(Rows from a dataset)
[Begin]

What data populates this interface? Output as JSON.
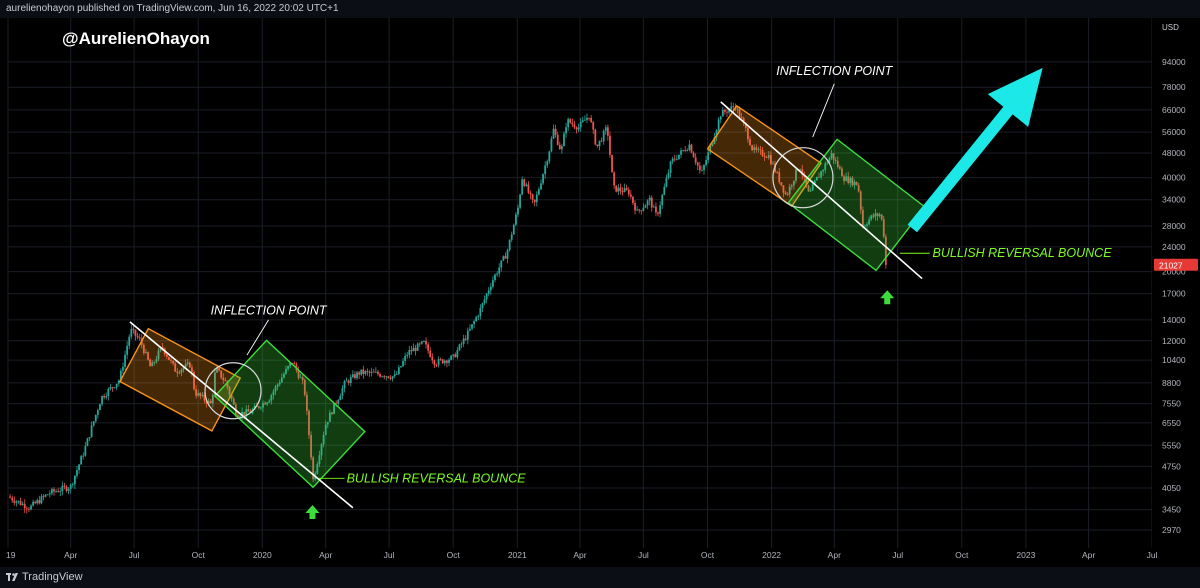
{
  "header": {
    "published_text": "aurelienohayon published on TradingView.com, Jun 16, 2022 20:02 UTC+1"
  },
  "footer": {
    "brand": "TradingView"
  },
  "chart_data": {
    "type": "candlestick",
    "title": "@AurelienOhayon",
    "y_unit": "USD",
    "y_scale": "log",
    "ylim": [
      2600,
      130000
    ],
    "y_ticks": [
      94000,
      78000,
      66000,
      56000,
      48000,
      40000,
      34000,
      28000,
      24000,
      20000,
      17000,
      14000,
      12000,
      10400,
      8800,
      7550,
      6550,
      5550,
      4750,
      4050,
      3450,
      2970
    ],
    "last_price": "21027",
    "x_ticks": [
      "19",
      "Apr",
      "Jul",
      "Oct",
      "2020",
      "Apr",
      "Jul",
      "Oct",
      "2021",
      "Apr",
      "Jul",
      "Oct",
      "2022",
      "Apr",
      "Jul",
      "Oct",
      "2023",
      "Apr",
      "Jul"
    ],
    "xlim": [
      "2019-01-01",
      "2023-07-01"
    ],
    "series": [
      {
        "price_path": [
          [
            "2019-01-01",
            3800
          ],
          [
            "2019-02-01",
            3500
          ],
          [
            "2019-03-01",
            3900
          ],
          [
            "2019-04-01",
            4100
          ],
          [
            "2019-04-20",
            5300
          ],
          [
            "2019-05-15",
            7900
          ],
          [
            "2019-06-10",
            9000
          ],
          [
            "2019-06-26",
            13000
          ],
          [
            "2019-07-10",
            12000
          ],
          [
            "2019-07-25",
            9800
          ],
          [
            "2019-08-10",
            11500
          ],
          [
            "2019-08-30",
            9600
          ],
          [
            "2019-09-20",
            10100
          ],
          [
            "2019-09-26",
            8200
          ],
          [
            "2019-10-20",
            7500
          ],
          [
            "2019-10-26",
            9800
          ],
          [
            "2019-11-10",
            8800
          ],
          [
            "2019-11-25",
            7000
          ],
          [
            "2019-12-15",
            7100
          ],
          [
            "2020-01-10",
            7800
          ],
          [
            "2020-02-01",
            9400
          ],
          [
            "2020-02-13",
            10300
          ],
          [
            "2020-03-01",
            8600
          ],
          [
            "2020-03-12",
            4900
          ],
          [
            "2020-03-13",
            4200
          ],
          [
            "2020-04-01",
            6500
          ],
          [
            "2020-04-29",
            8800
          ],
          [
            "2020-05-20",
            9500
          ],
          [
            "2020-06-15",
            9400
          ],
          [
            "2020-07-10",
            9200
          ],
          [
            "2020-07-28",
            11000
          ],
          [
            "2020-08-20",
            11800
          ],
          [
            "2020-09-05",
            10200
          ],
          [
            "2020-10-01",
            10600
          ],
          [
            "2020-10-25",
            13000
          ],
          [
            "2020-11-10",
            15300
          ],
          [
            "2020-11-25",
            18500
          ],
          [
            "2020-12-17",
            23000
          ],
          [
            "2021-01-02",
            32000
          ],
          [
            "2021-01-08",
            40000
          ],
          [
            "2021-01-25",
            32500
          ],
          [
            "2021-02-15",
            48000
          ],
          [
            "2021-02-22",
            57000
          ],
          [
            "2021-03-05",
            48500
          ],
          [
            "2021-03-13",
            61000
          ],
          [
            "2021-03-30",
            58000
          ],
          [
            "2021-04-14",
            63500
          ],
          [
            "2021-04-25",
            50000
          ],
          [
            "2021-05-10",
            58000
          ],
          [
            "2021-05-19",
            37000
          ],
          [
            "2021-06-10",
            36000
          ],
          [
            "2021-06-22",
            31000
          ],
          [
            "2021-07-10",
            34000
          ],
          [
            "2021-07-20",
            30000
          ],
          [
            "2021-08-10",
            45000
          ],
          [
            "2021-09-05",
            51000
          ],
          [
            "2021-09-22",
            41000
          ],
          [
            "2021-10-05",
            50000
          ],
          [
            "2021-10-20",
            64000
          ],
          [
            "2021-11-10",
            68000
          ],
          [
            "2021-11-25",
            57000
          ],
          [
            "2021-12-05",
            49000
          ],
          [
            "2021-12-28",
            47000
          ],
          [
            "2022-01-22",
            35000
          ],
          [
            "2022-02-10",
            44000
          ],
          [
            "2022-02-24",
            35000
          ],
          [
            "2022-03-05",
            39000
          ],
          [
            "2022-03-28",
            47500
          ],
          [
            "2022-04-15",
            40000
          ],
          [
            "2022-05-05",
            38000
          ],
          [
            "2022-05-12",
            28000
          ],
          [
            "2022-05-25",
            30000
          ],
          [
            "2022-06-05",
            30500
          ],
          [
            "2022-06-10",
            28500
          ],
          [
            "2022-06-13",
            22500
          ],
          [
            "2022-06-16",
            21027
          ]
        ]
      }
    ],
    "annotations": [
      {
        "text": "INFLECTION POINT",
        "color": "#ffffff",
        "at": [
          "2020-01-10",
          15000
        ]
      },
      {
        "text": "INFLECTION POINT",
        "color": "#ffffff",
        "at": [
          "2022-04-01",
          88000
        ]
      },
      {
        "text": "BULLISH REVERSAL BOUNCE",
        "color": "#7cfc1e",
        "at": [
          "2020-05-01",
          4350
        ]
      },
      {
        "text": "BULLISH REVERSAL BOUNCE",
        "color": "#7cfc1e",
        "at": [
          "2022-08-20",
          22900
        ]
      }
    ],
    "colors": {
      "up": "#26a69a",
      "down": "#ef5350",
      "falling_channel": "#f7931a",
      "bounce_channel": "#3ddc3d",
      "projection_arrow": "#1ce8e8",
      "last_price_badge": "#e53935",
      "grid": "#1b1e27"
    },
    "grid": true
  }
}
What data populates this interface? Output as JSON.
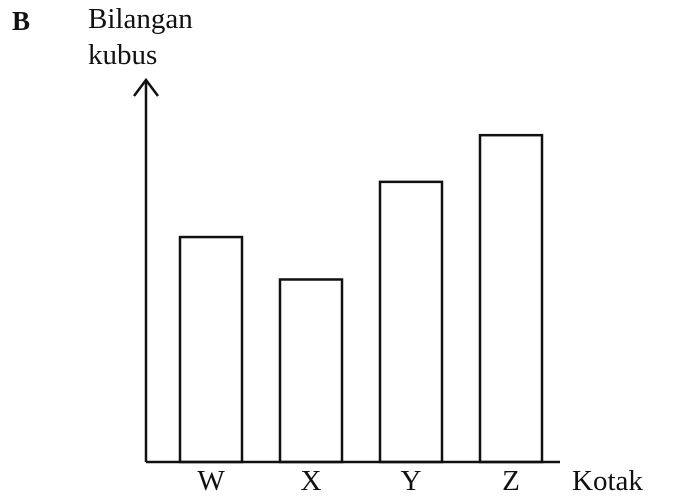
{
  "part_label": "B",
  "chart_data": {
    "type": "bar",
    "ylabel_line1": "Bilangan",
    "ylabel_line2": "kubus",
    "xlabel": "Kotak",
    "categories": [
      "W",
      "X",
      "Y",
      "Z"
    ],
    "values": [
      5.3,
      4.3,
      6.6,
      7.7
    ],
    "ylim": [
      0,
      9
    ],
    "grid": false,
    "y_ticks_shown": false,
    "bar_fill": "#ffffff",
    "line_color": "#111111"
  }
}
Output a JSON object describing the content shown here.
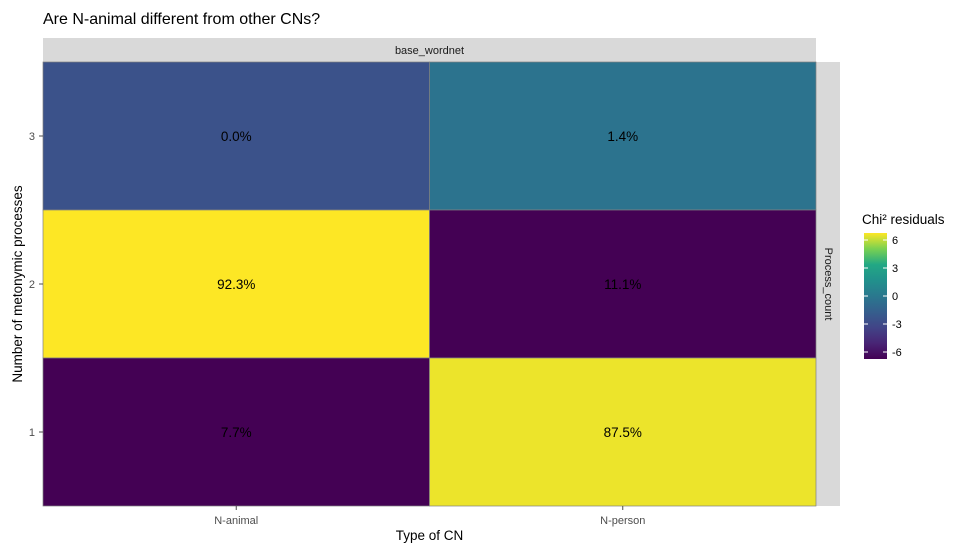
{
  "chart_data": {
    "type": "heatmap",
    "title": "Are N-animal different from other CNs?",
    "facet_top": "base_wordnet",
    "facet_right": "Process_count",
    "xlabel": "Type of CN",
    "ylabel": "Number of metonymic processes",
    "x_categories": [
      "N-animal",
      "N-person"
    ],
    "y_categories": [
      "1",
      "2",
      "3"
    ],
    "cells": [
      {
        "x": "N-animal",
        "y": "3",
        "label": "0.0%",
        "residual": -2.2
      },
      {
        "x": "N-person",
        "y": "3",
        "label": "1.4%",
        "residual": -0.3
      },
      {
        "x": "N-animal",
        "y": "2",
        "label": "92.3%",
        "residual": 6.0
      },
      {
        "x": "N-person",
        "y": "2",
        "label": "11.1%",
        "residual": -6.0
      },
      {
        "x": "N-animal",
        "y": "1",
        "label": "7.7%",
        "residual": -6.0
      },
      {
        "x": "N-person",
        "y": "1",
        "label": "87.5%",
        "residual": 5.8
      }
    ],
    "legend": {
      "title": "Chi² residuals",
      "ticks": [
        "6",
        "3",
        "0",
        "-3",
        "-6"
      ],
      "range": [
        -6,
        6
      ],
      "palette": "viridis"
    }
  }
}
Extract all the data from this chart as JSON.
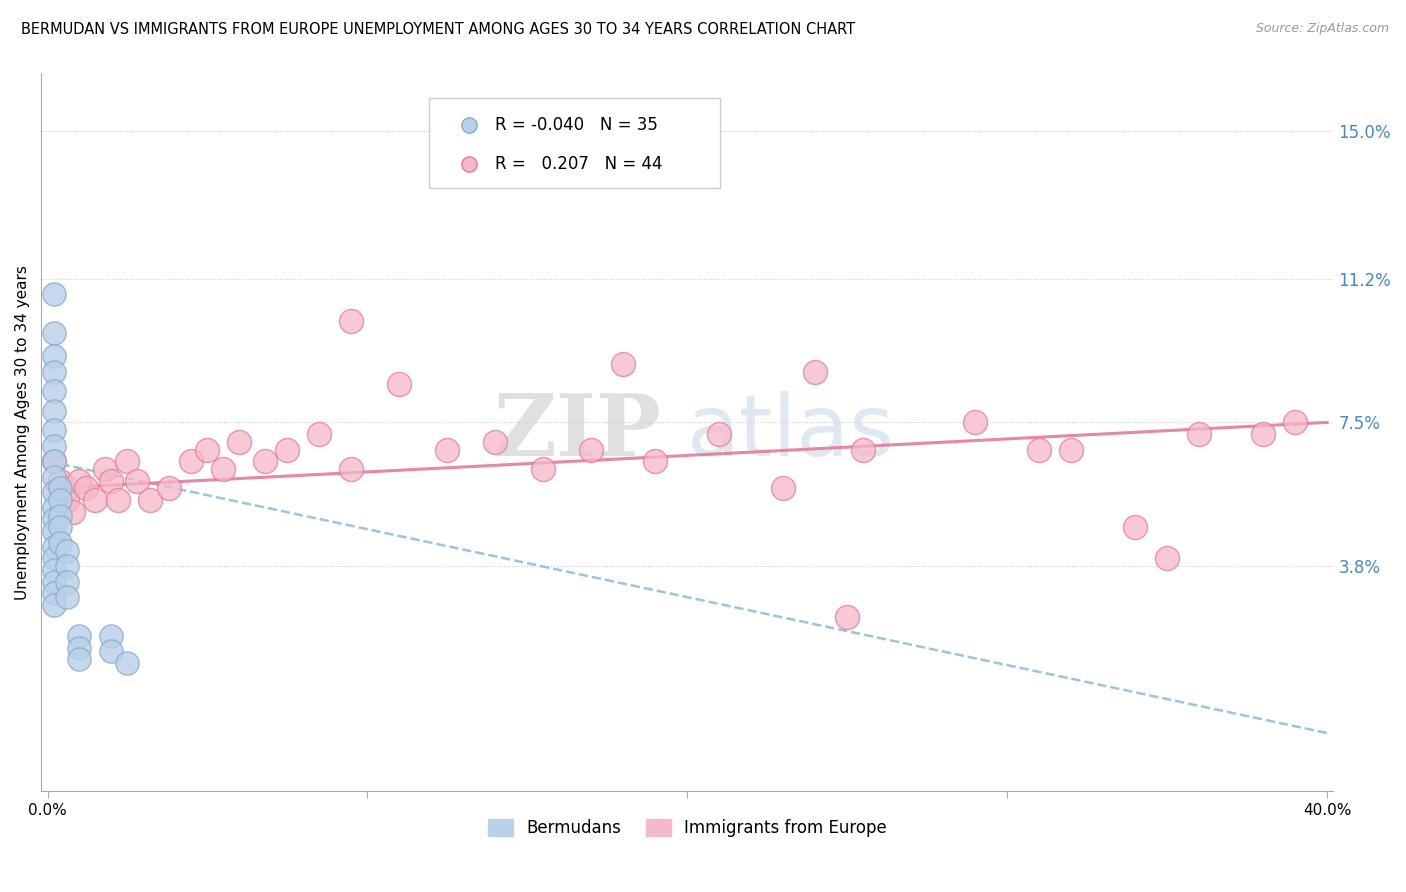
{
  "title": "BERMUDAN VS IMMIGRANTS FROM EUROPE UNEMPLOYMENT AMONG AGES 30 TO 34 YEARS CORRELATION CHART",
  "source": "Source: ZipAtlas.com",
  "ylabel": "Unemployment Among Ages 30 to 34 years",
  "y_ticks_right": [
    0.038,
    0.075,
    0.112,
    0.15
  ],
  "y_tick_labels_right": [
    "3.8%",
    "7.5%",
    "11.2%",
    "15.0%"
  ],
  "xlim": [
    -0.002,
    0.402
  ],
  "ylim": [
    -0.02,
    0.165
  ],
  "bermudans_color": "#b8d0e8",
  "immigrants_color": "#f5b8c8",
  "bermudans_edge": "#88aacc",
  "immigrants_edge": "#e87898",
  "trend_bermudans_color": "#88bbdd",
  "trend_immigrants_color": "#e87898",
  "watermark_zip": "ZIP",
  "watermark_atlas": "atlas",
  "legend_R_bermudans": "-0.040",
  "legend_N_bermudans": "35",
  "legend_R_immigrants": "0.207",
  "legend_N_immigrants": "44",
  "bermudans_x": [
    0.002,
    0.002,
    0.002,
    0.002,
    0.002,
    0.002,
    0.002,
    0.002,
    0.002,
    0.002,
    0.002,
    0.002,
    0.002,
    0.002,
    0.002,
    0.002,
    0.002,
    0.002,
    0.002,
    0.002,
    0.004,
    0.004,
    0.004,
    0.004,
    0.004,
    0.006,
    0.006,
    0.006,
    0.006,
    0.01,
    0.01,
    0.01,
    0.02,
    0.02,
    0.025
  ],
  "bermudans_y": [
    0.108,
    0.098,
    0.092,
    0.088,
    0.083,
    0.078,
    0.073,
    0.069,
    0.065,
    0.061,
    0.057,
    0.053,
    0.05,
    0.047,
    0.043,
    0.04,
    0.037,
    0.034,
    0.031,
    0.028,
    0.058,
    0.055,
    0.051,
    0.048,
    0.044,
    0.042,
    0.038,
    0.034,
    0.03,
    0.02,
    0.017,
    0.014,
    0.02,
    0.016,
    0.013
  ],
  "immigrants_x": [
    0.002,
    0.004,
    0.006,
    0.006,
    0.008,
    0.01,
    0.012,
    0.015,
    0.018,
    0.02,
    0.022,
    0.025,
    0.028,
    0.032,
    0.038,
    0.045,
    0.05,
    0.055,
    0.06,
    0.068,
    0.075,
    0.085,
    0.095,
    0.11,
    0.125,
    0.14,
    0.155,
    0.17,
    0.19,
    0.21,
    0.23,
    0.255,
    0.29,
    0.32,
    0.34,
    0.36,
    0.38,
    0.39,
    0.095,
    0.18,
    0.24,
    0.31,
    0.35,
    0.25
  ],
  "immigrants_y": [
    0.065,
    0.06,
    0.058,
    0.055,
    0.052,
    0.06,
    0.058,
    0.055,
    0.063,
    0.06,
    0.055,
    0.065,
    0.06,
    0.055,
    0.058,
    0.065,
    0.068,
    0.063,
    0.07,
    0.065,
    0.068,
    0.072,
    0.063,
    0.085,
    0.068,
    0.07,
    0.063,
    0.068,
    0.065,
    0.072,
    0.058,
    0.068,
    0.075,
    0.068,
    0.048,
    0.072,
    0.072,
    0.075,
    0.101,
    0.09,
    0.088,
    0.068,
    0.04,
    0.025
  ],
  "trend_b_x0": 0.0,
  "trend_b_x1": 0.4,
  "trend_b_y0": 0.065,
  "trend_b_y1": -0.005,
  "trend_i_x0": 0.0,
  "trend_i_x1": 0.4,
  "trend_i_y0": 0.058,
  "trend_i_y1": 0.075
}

[End]

Give only the number of lines above that hold the string "JSON".

Exercise solution:
4